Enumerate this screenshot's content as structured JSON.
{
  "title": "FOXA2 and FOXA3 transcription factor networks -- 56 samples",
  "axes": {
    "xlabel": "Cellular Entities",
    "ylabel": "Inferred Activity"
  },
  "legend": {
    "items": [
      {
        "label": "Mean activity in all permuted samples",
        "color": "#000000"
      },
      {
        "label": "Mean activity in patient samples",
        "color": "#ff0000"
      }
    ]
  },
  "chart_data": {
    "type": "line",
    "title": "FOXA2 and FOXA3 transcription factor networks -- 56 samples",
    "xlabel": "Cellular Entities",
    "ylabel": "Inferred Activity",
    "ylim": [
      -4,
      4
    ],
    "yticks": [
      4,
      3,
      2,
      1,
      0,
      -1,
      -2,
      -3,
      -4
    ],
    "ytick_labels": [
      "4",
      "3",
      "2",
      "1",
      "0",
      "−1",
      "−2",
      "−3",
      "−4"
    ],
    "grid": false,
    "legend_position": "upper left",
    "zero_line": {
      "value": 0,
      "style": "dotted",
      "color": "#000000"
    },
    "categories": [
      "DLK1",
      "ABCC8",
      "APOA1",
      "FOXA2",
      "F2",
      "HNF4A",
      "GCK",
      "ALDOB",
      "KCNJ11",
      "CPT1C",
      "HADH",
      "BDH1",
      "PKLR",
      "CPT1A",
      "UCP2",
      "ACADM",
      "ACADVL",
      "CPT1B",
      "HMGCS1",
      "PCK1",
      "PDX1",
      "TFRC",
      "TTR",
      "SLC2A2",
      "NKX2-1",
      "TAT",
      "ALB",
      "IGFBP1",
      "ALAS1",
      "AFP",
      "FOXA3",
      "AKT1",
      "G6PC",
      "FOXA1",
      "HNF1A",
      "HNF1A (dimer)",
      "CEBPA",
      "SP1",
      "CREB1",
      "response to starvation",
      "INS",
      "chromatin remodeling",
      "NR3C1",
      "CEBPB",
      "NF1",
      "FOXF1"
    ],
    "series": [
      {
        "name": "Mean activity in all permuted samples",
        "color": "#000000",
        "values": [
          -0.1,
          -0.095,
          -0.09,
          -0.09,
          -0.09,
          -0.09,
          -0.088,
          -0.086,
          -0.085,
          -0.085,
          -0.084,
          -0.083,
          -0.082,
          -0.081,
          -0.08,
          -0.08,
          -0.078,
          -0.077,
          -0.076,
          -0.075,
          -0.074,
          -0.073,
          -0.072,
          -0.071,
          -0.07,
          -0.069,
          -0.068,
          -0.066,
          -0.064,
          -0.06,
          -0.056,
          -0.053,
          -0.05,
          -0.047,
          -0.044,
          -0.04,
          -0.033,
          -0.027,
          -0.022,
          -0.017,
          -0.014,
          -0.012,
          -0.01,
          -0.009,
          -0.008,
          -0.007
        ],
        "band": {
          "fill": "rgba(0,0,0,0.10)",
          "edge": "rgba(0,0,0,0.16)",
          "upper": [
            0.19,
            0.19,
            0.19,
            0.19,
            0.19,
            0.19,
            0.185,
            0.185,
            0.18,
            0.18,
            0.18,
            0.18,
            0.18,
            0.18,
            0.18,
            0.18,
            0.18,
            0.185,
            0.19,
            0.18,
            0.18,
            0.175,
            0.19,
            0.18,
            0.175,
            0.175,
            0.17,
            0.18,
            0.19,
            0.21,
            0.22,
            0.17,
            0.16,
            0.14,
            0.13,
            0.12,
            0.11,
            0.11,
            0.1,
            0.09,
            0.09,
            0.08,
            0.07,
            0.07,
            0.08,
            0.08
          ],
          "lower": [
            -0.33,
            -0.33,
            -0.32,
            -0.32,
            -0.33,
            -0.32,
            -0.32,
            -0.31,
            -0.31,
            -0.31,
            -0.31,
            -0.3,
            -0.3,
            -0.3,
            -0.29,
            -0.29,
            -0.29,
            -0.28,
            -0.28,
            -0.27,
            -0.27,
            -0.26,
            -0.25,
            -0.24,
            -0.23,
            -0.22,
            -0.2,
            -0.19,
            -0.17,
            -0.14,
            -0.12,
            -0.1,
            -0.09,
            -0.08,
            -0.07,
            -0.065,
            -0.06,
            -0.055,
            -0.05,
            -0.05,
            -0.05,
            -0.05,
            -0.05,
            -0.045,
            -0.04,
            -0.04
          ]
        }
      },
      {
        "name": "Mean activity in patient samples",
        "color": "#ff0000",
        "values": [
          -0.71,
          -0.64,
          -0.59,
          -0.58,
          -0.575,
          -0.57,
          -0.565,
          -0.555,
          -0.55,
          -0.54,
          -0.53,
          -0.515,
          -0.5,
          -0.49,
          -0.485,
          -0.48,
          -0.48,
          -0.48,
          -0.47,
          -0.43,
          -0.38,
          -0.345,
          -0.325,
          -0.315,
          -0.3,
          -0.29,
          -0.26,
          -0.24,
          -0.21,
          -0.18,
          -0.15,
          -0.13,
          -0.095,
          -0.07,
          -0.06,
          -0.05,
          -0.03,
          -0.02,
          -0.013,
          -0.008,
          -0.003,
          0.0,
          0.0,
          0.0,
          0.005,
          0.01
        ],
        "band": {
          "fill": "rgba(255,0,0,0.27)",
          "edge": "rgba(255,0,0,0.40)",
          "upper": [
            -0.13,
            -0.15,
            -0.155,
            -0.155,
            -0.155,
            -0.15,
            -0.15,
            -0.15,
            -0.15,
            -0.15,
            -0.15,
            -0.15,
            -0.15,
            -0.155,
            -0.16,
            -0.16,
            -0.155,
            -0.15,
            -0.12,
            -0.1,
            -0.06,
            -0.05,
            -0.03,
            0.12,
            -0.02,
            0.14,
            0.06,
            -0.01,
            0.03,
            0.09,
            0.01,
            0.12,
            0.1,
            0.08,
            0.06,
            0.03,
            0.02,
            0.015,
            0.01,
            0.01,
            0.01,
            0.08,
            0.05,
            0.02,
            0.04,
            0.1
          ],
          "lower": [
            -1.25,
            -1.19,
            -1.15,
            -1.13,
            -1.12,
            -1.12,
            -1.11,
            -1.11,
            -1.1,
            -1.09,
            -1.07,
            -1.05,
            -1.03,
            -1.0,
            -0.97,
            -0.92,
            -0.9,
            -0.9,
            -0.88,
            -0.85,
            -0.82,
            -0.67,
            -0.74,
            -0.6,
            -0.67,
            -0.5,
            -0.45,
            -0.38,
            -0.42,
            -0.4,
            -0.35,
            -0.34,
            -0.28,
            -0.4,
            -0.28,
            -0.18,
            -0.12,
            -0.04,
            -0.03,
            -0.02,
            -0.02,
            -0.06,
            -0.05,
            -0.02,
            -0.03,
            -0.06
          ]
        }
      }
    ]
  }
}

****************

* _Short problem_
Write the data back out verbatim.

* _Answer to this problem_
Enumerate this screenshot's content as structured JSON.
{
  "title": "FOXA2 and FOXA3 transcription factor networks -- 56 samples",
  "axes": {
    "xlabel": "Cellular Entities",
    "ylabel": "Inferred Activity"
  },
  "legend": {
    "items": [
      {
        "label": "Mean activity in all permuted samples",
        "color": "#000000"
      },
      {
        "label": "Mean activity in patient samples",
        "color": "#ff0000"
      }
    ]
  },
  "chart_data": {
    "type": "line",
    "title": "FOXA2 and FOXA3 transcription factor networks -- 56 samples",
    "xlabel": "Cellular Entities",
    "ylabel": "Inferred Activity",
    "ylim": [
      -4,
      4
    ],
    "yticks": [
      4,
      3,
      2,
      1,
      0,
      -1,
      -2,
      -3,
      -4
    ],
    "ytick_labels": [
      "4",
      "3",
      "2",
      "1",
      "0",
      "−1",
      "−2",
      "−3",
      "−4"
    ],
    "grid": false,
    "legend_position": "upper left",
    "zero_line": {
      "value": 0,
      "style": "dotted",
      "color": "#000000"
    },
    "categories": [
      "DLK1",
      "ABCC8",
      "APOA1",
      "FOXA2",
      "F2",
      "HNF4A",
      "GCK",
      "ALDOB",
      "KCNJ11",
      "CPT1C",
      "HADH",
      "BDH1",
      "PKLR",
      "CPT1A",
      "UCP2",
      "ACADM",
      "ACADVL",
      "CPT1B",
      "HMGCS1",
      "PCK1",
      "PDX1",
      "TFRC",
      "TTR",
      "SLC2A2",
      "NKX2-1",
      "TAT",
      "ALB",
      "IGFBP1",
      "ALAS1",
      "AFP",
      "FOXA3",
      "AKT1",
      "G6PC",
      "FOXA1",
      "HNF1A",
      "HNF1A (dimer)",
      "CEBPA",
      "SP1",
      "CREB1",
      "response to starvation",
      "INS",
      "chromatin remodeling",
      "NR3C1",
      "CEBPB",
      "NF1",
      "FOXF1"
    ],
    "series": [
      {
        "name": "Mean activity in all permuted samples",
        "color": "#000000",
        "values": [
          -0.1,
          -0.095,
          -0.09,
          -0.09,
          -0.09,
          -0.09,
          -0.088,
          -0.086,
          -0.085,
          -0.085,
          -0.084,
          -0.083,
          -0.082,
          -0.081,
          -0.08,
          -0.08,
          -0.078,
          -0.077,
          -0.076,
          -0.075,
          -0.074,
          -0.073,
          -0.072,
          -0.071,
          -0.07,
          -0.069,
          -0.068,
          -0.066,
          -0.064,
          -0.06,
          -0.056,
          -0.053,
          -0.05,
          -0.047,
          -0.044,
          -0.04,
          -0.033,
          -0.027,
          -0.022,
          -0.017,
          -0.014,
          -0.012,
          -0.01,
          -0.009,
          -0.008,
          -0.007
        ],
        "band": {
          "fill": "rgba(0,0,0,0.10)",
          "edge": "rgba(0,0,0,0.16)",
          "upper": [
            0.19,
            0.19,
            0.19,
            0.19,
            0.19,
            0.19,
            0.185,
            0.185,
            0.18,
            0.18,
            0.18,
            0.18,
            0.18,
            0.18,
            0.18,
            0.18,
            0.18,
            0.185,
            0.19,
            0.18,
            0.18,
            0.175,
            0.19,
            0.18,
            0.175,
            0.175,
            0.17,
            0.18,
            0.19,
            0.21,
            0.22,
            0.17,
            0.16,
            0.14,
            0.13,
            0.12,
            0.11,
            0.11,
            0.1,
            0.09,
            0.09,
            0.08,
            0.07,
            0.07,
            0.08,
            0.08
          ],
          "lower": [
            -0.33,
            -0.33,
            -0.32,
            -0.32,
            -0.33,
            -0.32,
            -0.32,
            -0.31,
            -0.31,
            -0.31,
            -0.31,
            -0.3,
            -0.3,
            -0.3,
            -0.29,
            -0.29,
            -0.29,
            -0.28,
            -0.28,
            -0.27,
            -0.27,
            -0.26,
            -0.25,
            -0.24,
            -0.23,
            -0.22,
            -0.2,
            -0.19,
            -0.17,
            -0.14,
            -0.12,
            -0.1,
            -0.09,
            -0.08,
            -0.07,
            -0.065,
            -0.06,
            -0.055,
            -0.05,
            -0.05,
            -0.05,
            -0.05,
            -0.05,
            -0.045,
            -0.04,
            -0.04
          ]
        }
      },
      {
        "name": "Mean activity in patient samples",
        "color": "#ff0000",
        "values": [
          -0.71,
          -0.64,
          -0.59,
          -0.58,
          -0.575,
          -0.57,
          -0.565,
          -0.555,
          -0.55,
          -0.54,
          -0.53,
          -0.515,
          -0.5,
          -0.49,
          -0.485,
          -0.48,
          -0.48,
          -0.48,
          -0.47,
          -0.43,
          -0.38,
          -0.345,
          -0.325,
          -0.315,
          -0.3,
          -0.29,
          -0.26,
          -0.24,
          -0.21,
          -0.18,
          -0.15,
          -0.13,
          -0.095,
          -0.07,
          -0.06,
          -0.05,
          -0.03,
          -0.02,
          -0.013,
          -0.008,
          -0.003,
          0.0,
          0.0,
          0.0,
          0.005,
          0.01
        ],
        "band": {
          "fill": "rgba(255,0,0,0.27)",
          "edge": "rgba(255,0,0,0.40)",
          "upper": [
            -0.13,
            -0.15,
            -0.155,
            -0.155,
            -0.155,
            -0.15,
            -0.15,
            -0.15,
            -0.15,
            -0.15,
            -0.15,
            -0.15,
            -0.15,
            -0.155,
            -0.16,
            -0.16,
            -0.155,
            -0.15,
            -0.12,
            -0.1,
            -0.06,
            -0.05,
            -0.03,
            0.12,
            -0.02,
            0.14,
            0.06,
            -0.01,
            0.03,
            0.09,
            0.01,
            0.12,
            0.1,
            0.08,
            0.06,
            0.03,
            0.02,
            0.015,
            0.01,
            0.01,
            0.01,
            0.08,
            0.05,
            0.02,
            0.04,
            0.1
          ],
          "lower": [
            -1.25,
            -1.19,
            -1.15,
            -1.13,
            -1.12,
            -1.12,
            -1.11,
            -1.11,
            -1.1,
            -1.09,
            -1.07,
            -1.05,
            -1.03,
            -1.0,
            -0.97,
            -0.92,
            -0.9,
            -0.9,
            -0.88,
            -0.85,
            -0.82,
            -0.67,
            -0.74,
            -0.6,
            -0.67,
            -0.5,
            -0.45,
            -0.38,
            -0.42,
            -0.4,
            -0.35,
            -0.34,
            -0.28,
            -0.4,
            -0.28,
            -0.18,
            -0.12,
            -0.04,
            -0.03,
            -0.02,
            -0.02,
            -0.06,
            -0.05,
            -0.02,
            -0.03,
            -0.06
          ]
        }
      }
    ]
  }
}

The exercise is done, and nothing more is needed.